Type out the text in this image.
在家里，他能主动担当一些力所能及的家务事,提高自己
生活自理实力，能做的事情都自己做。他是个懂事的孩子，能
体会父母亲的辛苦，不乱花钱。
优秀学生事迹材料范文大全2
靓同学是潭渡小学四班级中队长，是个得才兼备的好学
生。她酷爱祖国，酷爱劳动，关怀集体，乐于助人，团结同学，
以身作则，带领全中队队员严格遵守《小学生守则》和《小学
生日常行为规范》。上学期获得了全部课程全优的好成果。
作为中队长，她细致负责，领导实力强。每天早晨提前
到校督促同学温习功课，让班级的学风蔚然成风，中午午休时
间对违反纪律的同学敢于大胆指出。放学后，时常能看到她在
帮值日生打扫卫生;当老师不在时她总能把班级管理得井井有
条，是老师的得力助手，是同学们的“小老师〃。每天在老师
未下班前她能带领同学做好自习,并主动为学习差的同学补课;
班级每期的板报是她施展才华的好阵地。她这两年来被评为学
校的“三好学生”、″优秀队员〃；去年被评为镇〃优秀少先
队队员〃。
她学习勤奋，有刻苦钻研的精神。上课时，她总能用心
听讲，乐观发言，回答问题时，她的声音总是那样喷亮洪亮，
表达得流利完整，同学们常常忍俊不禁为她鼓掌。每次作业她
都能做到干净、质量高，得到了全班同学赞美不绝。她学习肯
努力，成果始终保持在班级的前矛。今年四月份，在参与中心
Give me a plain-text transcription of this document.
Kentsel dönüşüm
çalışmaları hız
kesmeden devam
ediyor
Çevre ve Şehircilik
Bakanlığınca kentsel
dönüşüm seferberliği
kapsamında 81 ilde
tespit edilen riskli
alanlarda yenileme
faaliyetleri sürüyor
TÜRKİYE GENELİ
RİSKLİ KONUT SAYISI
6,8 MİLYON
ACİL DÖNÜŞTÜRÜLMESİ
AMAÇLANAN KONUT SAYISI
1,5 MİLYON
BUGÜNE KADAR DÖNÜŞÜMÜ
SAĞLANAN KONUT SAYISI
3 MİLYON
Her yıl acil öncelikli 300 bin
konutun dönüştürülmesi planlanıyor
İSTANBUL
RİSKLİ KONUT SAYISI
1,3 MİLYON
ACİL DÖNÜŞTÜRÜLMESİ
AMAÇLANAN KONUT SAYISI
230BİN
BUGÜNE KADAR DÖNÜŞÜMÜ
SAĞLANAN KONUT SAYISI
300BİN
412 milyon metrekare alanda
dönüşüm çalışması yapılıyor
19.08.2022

============

**Given task:** Every line of the records that includes the word "MİLYON" should be gathered.

**Answer to this problem:**
6,8 MİLYON
1,5 MİLYON
3 MİLYON
1,3 MİLYON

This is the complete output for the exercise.